_Records shown_:

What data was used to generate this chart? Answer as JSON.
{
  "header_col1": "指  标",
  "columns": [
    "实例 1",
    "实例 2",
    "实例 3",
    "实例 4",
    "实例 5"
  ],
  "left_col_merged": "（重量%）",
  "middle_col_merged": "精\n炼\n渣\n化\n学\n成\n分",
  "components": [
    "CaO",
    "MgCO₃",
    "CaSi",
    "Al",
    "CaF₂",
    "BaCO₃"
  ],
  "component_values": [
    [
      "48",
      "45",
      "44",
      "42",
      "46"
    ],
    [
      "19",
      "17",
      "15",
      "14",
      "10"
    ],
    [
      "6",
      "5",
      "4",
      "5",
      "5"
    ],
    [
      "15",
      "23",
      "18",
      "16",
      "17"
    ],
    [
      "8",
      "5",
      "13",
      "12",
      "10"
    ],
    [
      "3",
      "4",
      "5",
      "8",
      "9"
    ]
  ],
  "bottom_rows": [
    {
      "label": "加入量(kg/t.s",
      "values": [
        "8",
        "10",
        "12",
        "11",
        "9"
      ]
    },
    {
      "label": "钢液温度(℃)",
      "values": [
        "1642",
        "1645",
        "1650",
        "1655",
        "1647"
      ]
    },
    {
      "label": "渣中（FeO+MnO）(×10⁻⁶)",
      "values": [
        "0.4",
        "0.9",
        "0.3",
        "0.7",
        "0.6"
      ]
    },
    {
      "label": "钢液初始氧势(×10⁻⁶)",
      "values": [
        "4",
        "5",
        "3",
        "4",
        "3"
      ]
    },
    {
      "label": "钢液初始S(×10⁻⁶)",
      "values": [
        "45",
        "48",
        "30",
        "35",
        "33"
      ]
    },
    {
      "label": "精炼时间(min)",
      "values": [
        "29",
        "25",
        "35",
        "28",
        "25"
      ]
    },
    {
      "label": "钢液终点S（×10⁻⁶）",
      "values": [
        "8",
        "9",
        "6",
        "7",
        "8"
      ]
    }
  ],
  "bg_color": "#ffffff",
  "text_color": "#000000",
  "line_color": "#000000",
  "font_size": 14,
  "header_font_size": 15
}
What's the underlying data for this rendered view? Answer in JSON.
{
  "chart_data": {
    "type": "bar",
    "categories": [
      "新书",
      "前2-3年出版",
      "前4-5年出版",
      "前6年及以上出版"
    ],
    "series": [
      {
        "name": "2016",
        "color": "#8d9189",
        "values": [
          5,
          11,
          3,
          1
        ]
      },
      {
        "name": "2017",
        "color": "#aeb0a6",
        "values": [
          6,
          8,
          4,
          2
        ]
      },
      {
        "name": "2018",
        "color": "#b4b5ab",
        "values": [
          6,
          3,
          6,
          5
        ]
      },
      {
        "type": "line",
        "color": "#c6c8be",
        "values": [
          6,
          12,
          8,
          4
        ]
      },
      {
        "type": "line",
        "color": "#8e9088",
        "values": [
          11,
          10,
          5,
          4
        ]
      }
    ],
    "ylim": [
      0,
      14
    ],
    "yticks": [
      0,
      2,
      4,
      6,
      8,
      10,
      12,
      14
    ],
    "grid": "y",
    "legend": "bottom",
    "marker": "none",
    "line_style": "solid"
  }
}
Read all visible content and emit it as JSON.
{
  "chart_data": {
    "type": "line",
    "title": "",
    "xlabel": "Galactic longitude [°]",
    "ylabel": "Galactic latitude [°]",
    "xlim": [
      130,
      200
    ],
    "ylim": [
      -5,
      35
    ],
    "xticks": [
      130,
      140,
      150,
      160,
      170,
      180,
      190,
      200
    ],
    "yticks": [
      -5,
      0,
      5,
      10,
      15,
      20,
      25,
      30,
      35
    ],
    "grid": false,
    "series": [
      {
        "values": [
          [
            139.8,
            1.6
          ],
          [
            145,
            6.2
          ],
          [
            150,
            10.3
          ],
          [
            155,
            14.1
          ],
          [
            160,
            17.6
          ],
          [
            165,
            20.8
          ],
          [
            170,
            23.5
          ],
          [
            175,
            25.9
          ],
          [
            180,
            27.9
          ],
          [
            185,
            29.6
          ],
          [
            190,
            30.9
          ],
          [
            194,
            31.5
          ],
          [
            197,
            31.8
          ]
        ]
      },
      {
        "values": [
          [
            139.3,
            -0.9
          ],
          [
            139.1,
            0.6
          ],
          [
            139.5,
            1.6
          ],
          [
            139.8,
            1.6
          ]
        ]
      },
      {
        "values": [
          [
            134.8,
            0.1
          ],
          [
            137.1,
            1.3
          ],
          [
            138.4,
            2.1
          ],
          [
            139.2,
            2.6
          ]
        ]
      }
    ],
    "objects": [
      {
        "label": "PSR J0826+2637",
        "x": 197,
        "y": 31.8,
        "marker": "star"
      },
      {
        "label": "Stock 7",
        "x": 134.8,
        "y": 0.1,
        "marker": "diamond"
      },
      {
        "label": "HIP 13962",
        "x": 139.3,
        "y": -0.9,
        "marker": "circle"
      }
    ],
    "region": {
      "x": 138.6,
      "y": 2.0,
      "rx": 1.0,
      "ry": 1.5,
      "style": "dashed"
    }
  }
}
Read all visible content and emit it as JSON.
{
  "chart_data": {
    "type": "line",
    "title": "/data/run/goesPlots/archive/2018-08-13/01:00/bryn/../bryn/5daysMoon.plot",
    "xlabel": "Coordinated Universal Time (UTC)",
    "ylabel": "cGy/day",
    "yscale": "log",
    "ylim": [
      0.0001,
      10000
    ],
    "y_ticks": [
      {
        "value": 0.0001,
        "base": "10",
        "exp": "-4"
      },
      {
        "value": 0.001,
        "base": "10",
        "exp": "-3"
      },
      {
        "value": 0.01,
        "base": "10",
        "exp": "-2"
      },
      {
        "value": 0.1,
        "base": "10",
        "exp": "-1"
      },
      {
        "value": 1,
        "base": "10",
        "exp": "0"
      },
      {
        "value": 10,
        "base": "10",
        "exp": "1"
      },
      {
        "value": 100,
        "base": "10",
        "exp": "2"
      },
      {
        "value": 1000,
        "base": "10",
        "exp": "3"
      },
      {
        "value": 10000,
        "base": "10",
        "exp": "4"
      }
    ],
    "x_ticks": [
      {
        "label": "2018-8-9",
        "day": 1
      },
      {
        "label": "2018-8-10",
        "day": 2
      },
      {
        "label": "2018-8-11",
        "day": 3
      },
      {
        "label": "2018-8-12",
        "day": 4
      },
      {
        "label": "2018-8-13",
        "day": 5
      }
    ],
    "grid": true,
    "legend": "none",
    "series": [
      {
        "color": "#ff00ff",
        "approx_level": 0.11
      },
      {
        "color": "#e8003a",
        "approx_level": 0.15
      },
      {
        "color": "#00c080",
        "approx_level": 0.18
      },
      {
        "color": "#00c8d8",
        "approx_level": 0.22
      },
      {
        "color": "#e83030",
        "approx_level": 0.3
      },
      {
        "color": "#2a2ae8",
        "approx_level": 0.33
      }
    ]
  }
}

_Instructions for the task_:
Your task is to reproduce all of the records exactly.

_Exercise result_:
What data was used to generate this chart? Answer as JSON.
{
  "header_col1": "指  标",
  "columns": [
    "实例 1",
    "实例 2",
    "实例 3",
    "实例 4",
    "实例 5"
  ],
  "left_col_merged": "（重量%）",
  "middle_col_merged": "精\n炼\n渣\n化\n学\n成\n分",
  "components": [
    "CaO",
    "MgCO₃",
    "CaSi",
    "Al",
    "CaF₂",
    "BaCO₃"
  ],
  "component_values": [
    [
      "48",
      "45",
      "44",
      "42",
      "46"
    ],
    [
      "19",
      "17",
      "15",
      "14",
      "10"
    ],
    [
      "6",
      "5",
      "4",
      "5",
      "5"
    ],
    [
      "15",
      "23",
      "18",
      "16",
      "17"
    ],
    [
      "8",
      "5",
      "13",
      "12",
      "10"
    ],
    [
      "3",
      "4",
      "5",
      "8",
      "9"
    ]
  ],
  "bottom_rows": [
    {
      "label": "加入量(kg/t.s",
      "values": [
        "8",
        "10",
        "12",
        "11",
        "9"
      ]
    },
    {
      "label": "钢液温度(℃)",
      "values": [
        "1642",
        "1645",
        "1650",
        "1655",
        "1647"
      ]
    },
    {
      "label": "渣中（FeO+MnO）(×10⁻⁶)",
      "values": [
        "0.4",
        "0.9",
        "0.3",
        "0.7",
        "0.6"
      ]
    },
    {
      "label": "钢液初始氧势(×10⁻⁶)",
      "values": [
        "4",
        "5",
        "3",
        "4",
        "3"
      ]
    },
    {
      "label": "钢液初始S(×10⁻⁶)",
      "values": [
        "45",
        "48",
        "30",
        "35",
        "33"
      ]
    },
    {
      "label": "精炼时间(min)",
      "values": [
        "29",
        "25",
        "35",
        "28",
        "25"
      ]
    },
    {
      "label": "钢液终点S（×10⁻⁶）",
      "values": [
        "8",
        "9",
        "6",
        "7",
        "8"
      ]
    }
  ],
  "bg_color": "#ffffff",
  "text_color": "#000000",
  "line_color": "#000000",
  "font_size": 14,
  "header_font_size": 15
}
What's the underlying data for this rendered view? Answer in JSON.
{
  "chart_data": {
    "type": "bar",
    "categories": [
      "新书",
      "前2-3年出版",
      "前4-5年出版",
      "前6年及以上出版"
    ],
    "series": [
      {
        "name": "2016",
        "color": "#8d9189",
        "values": [
          5,
          11,
          3,
          1
        ]
      },
      {
        "name": "2017",
        "color": "#aeb0a6",
        "values": [
          6,
          8,
          4,
          2
        ]
      },
      {
        "name": "2018",
        "color": "#b4b5ab",
        "values": [
          6,
          3,
          6,
          5
        ]
      },
      {
        "type": "line",
        "color": "#c6c8be",
        "values": [
          6,
          12,
          8,
          4
        ]
      },
      {
        "type": "line",
        "color": "#8e9088",
        "values": [
          11,
          10,
          5,
          4
        ]
      }
    ],
    "ylim": [
      0,
      14
    ],
    "yticks": [
      0,
      2,
      4,
      6,
      8,
      10,
      12,
      14
    ],
    "grid": "y",
    "legend": "bottom",
    "marker": "none",
    "line_style": "solid"
  }
}
Read all visible content and emit it as JSON.
{
  "chart_data": {
    "type": "line",
    "title": "",
    "xlabel": "Galactic longitude [°]",
    "ylabel": "Galactic latitude [°]",
    "xlim": [
      130,
      200
    ],
    "ylim": [
      -5,
      35
    ],
    "xticks": [
      130,
      140,
      150,
      160,
      170,
      180,
      190,
      200
    ],
    "yticks": [
      -5,
      0,
      5,
      10,
      15,
      20,
      25,
      30,
      35
    ],
    "grid": false,
    "series": [
      {
        "values": [
          [
            139.8,
            1.6
          ],
          [
            145,
            6.2
          ],
          [
            150,
            10.3
          ],
          [
            155,
            14.1
          ],
          [
            160,
            17.6
          ],
          [
            165,
            20.8
          ],
          [
            170,
            23.5
          ],
          [
            175,
            25.9
          ],
          [
            180,
            27.9
          ],
          [
            185,
            29.6
          ],
          [
            190,
            30.9
          ],
          [
            194,
            31.5
          ],
          [
            197,
            31.8
          ]
        ]
      },
      {
        "values": [
          [
            139.3,
            -0.9
          ],
          [
            139.1,
            0.6
          ],
          [
            139.5,
            1.6
          ],
          [
            139.8,
            1.6
          ]
        ]
      },
      {
        "values": [
          [
            134.8,
            0.1
          ],
          [
            137.1,
            1.3
          ],
          [
            138.4,
            2.1
          ],
          [
            139.2,
            2.6
          ]
        ]
      }
    ],
    "objects": [
      {
        "label": "PSR J0826+2637",
        "x": 197,
        "y": 31.8,
        "marker": "star"
      },
      {
        "label": "Stock 7",
        "x": 134.8,
        "y": 0.1,
        "marker": "diamond"
      },
      {
        "label": "HIP 13962",
        "x": 139.3,
        "y": -0.9,
        "marker": "circle"
      }
    ],
    "region": {
      "x": 138.6,
      "y": 2.0,
      "rx": 1.0,
      "ry": 1.5,
      "style": "dashed"
    }
  }
}
Read all visible content and emit it as JSON.
{
  "chart_data": {
    "type": "line",
    "title": "/data/run/goesPlots/archive/2018-08-13/01:00/bryn/../bryn/5daysMoon.plot",
    "xlabel": "Coordinated Universal Time (UTC)",
    "ylabel": "cGy/day",
    "yscale": "log",
    "ylim": [
      0.0001,
      10000
    ],
    "y_ticks": [
      {
        "value": 0.0001,
        "base": "10",
        "exp": "-4"
      },
      {
        "value": 0.001,
        "base": "10",
        "exp": "-3"
      },
      {
        "value": 0.01,
        "base": "10",
        "exp": "-2"
      },
      {
        "value": 0.1,
        "base": "10",
        "exp": "-1"
      },
      {
        "value": 1,
        "base": "10",
        "exp": "0"
      },
      {
        "value": 10,
        "base": "10",
        "exp": "1"
      },
      {
        "value": 100,
        "base": "10",
        "exp": "2"
      },
      {
        "value": 1000,
        "base": "10",
        "exp": "3"
      },
      {
        "value": 10000,
        "base": "10",
        "exp": "4"
      }
    ],
    "x_ticks": [
      {
        "label": "2018-8-9",
        "day": 1
      },
      {
        "label": "2018-8-10",
        "day": 2
      },
      {
        "label": "2018-8-11",
        "day": 3
      },
      {
        "label": "2018-8-12",
        "day": 4
      },
      {
        "label": "2018-8-13",
        "day": 5
      }
    ],
    "grid": true,
    "legend": "none",
    "series": [
      {
        "color": "#ff00ff",
        "approx_level": 0.11
      },
      {
        "color": "#e8003a",
        "approx_level": 0.15
      },
      {
        "color": "#00c080",
        "approx_level": 0.18
      },
      {
        "color": "#00c8d8",
        "approx_level": 0.22
      },
      {
        "color": "#e83030",
        "approx_level": 0.3
      },
      {
        "color": "#2a2ae8",
        "approx_level": 0.33
      }
    ]
  }
}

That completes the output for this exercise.